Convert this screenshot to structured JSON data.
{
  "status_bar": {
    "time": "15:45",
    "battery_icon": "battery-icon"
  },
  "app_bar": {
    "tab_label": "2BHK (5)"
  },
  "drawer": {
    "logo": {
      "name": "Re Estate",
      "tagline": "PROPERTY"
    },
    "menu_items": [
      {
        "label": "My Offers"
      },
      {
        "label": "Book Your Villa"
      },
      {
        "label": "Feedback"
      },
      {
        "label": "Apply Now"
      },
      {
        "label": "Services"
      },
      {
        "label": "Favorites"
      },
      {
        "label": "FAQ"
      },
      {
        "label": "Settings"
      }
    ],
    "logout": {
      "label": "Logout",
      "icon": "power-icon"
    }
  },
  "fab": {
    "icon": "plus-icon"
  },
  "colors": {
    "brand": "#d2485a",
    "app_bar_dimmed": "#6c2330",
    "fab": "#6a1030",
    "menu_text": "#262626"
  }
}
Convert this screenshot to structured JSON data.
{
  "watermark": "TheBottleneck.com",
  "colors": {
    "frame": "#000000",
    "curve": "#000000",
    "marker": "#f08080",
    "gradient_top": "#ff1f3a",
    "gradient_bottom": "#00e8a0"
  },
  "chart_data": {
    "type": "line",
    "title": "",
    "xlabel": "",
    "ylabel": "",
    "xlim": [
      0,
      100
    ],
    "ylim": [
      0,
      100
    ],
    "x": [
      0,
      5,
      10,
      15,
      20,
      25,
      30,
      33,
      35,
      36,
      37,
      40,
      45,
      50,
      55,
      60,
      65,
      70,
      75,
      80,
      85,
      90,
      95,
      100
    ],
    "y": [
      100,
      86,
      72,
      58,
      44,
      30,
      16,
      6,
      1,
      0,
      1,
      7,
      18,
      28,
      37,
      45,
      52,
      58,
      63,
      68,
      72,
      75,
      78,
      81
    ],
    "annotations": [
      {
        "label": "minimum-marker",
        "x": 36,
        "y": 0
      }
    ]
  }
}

[What is being asked]
From the records above, extract every entry exactly as given.

[Written reply]
Convert this screenshot to structured JSON data.
{
  "status_bar": {
    "time": "15:45",
    "battery_icon": "battery-icon"
  },
  "app_bar": {
    "tab_label": "2BHK (5)"
  },
  "drawer": {
    "logo": {
      "name": "Re Estate",
      "tagline": "PROPERTY"
    },
    "menu_items": [
      {
        "label": "My Offers"
      },
      {
        "label": "Book Your Villa"
      },
      {
        "label": "Feedback"
      },
      {
        "label": "Apply Now"
      },
      {
        "label": "Services"
      },
      {
        "label": "Favorites"
      },
      {
        "label": "FAQ"
      },
      {
        "label": "Settings"
      }
    ],
    "logout": {
      "label": "Logout",
      "icon": "power-icon"
    }
  },
  "fab": {
    "icon": "plus-icon"
  },
  "colors": {
    "brand": "#d2485a",
    "app_bar_dimmed": "#6c2330",
    "fab": "#6a1030",
    "menu_text": "#262626"
  }
}
Convert this screenshot to structured JSON data.
{
  "watermark": "TheBottleneck.com",
  "colors": {
    "frame": "#000000",
    "curve": "#000000",
    "marker": "#f08080",
    "gradient_top": "#ff1f3a",
    "gradient_bottom": "#00e8a0"
  },
  "chart_data": {
    "type": "line",
    "title": "",
    "xlabel": "",
    "ylabel": "",
    "xlim": [
      0,
      100
    ],
    "ylim": [
      0,
      100
    ],
    "x": [
      0,
      5,
      10,
      15,
      20,
      25,
      30,
      33,
      35,
      36,
      37,
      40,
      45,
      50,
      55,
      60,
      65,
      70,
      75,
      80,
      85,
      90,
      95,
      100
    ],
    "y": [
      100,
      86,
      72,
      58,
      44,
      30,
      16,
      6,
      1,
      0,
      1,
      7,
      18,
      28,
      37,
      45,
      52,
      58,
      63,
      68,
      72,
      75,
      78,
      81
    ],
    "annotations": [
      {
        "label": "minimum-marker",
        "x": 36,
        "y": 0
      }
    ]
  }
}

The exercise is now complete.